(Raw records)
** BEGIN **

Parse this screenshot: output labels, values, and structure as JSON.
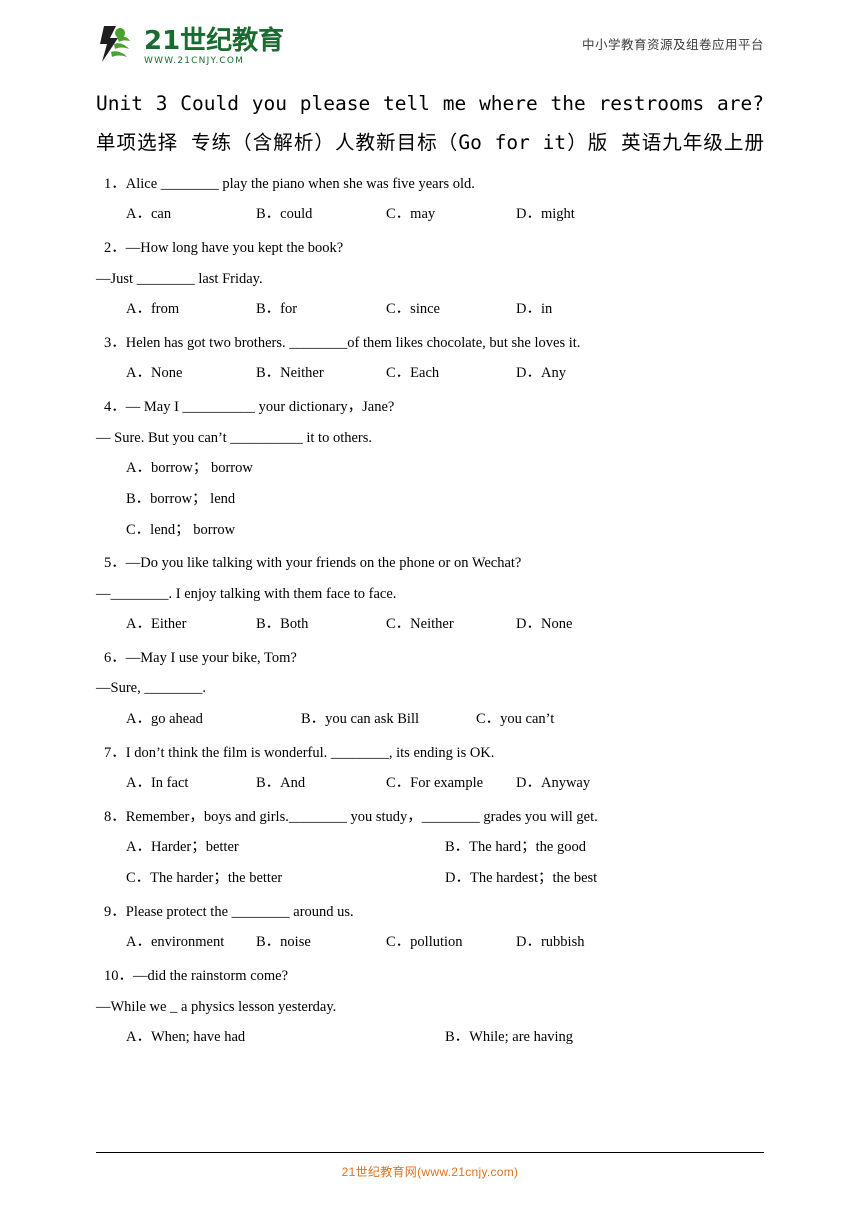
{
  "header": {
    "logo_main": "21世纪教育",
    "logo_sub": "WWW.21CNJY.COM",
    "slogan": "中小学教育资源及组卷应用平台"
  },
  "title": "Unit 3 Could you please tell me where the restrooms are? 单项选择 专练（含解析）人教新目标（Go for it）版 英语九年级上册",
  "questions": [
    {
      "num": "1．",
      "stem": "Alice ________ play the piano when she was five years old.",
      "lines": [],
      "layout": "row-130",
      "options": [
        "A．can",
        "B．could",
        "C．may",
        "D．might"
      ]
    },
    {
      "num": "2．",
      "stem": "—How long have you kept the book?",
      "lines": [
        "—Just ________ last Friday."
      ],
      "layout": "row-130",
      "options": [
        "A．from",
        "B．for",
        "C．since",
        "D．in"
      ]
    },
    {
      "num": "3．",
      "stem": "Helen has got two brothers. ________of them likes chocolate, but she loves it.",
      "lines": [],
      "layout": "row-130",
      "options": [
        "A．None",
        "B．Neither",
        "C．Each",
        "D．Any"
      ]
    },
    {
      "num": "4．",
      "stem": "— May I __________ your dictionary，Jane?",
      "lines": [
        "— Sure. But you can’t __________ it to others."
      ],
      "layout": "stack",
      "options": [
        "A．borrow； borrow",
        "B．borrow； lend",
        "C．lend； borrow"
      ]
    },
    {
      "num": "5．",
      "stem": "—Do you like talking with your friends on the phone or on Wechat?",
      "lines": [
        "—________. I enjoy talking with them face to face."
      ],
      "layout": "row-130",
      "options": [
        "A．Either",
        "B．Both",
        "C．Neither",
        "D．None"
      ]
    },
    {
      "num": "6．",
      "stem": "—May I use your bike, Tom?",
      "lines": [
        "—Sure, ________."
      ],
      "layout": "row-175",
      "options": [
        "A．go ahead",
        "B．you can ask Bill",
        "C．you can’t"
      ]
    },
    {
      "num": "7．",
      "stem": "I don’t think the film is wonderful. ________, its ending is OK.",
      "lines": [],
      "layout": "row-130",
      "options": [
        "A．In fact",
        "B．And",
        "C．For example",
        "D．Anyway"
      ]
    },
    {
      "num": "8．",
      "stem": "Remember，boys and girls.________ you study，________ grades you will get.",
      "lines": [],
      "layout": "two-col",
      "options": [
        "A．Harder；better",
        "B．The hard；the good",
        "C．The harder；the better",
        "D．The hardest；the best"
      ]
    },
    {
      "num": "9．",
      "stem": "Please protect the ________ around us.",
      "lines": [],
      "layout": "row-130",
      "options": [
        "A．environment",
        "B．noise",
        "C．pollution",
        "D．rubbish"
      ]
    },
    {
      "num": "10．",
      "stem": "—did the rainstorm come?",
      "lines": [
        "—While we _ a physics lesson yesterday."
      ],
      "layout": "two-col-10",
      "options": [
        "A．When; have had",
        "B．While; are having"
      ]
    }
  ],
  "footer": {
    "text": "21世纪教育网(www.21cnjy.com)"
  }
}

** END **
** BEGIN **

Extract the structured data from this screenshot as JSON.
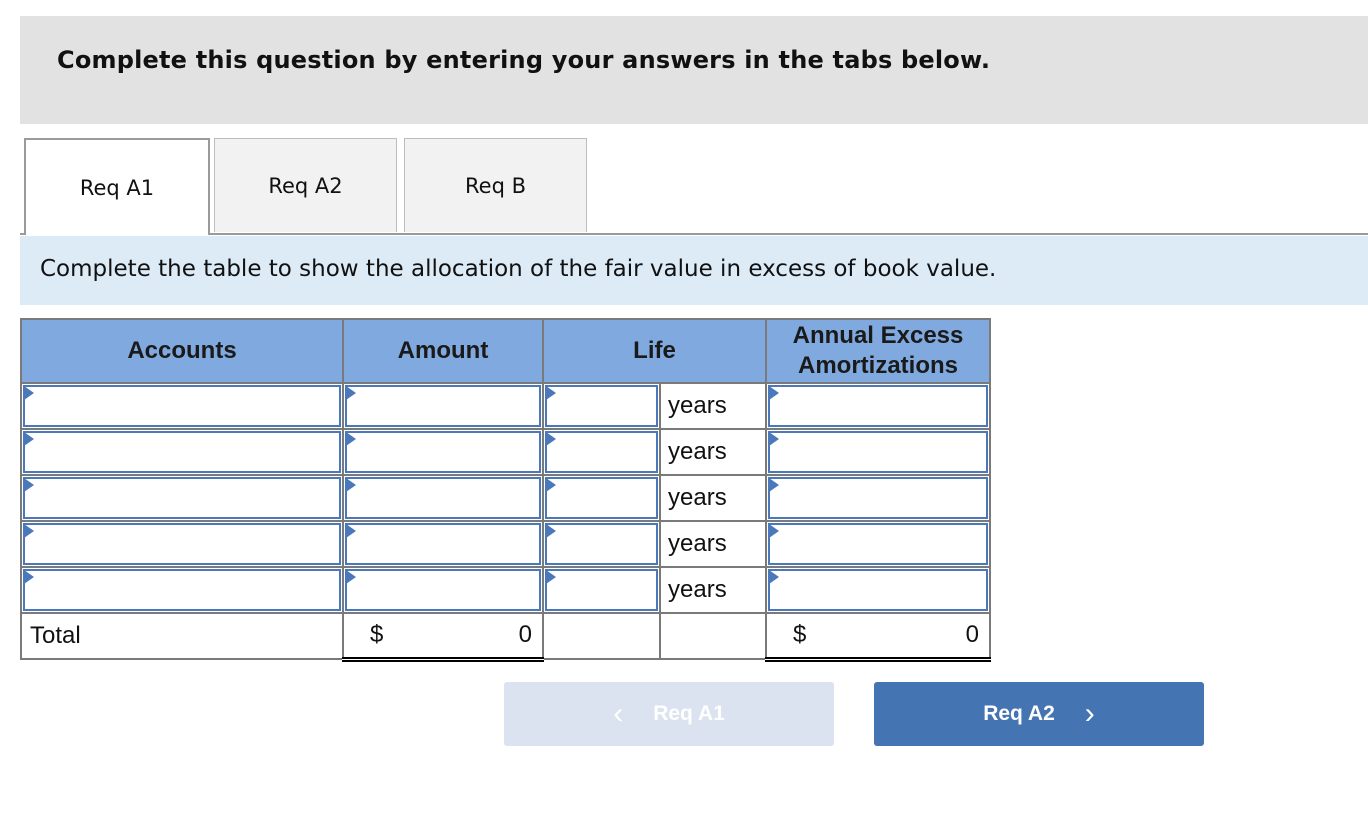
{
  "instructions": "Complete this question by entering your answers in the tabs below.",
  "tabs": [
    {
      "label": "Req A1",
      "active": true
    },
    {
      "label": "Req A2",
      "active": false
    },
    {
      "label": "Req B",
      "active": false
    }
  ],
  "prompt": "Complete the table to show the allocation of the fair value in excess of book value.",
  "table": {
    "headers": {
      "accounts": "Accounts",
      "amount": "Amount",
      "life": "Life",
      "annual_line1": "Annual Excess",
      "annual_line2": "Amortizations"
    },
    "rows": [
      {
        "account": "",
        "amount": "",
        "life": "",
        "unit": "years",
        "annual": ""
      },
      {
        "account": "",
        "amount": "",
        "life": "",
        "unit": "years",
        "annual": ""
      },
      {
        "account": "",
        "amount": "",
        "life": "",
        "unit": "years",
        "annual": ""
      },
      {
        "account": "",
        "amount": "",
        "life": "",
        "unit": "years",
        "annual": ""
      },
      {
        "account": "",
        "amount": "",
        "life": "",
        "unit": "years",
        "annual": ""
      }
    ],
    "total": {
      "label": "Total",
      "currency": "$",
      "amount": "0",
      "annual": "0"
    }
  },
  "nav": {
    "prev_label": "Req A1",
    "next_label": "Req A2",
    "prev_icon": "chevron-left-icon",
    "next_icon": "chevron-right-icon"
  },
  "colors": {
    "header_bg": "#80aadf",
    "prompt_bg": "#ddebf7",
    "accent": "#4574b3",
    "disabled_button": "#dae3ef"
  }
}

** END **

» STATED TASK
Return, from the data, each line that has the word "have" in it.

» OUTPUT OF THE TASK
      "stem": "—How long have you kept the book?",
        "A．When; have had",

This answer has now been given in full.